**WHAT THIS TASK INVOLVES**
Find each line with the string "chưa" and report it.

# Start of MATERIALS PROVIDED

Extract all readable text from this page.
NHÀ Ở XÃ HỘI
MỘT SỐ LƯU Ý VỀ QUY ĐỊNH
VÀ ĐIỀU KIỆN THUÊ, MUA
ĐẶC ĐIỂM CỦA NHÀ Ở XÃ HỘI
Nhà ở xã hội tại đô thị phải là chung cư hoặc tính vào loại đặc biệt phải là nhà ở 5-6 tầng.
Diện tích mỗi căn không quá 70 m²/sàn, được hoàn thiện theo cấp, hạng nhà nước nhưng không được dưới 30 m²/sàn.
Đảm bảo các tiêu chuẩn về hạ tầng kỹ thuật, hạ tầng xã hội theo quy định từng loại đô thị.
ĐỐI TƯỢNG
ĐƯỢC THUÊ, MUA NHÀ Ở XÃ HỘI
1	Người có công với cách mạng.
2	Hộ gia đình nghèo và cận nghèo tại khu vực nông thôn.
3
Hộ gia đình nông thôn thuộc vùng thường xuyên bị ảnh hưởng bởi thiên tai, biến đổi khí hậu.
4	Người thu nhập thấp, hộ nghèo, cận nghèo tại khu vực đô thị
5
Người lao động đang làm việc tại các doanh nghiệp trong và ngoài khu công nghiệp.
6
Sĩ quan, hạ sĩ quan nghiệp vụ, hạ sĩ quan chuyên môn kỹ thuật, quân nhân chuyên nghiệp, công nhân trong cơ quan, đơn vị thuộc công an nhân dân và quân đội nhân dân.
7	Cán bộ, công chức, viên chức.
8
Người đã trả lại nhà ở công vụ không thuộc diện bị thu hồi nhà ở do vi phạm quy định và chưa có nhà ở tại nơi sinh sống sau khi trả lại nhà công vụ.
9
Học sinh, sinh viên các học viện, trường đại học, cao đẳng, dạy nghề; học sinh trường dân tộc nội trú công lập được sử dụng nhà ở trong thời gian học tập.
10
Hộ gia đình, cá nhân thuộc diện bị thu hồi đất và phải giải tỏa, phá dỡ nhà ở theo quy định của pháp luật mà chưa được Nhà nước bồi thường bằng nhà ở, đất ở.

# End of MATERIALS PROVIDED

**RESPONSE TO THIS TASK**
Người đã trả lại nhà ở công vụ không thuộc diện bị thu hồi nhà ở do vi phạm quy định và chưa có nhà ở tại nơi sinh sống sau khi trả lại nhà công vụ.
Hộ gia đình, cá nhân thuộc diện bị thu hồi đất và phải giải tỏa, phá dỡ nhà ở theo quy định của pháp luật mà chưa được Nhà nước bồi thường bằng nhà ở, đất ở.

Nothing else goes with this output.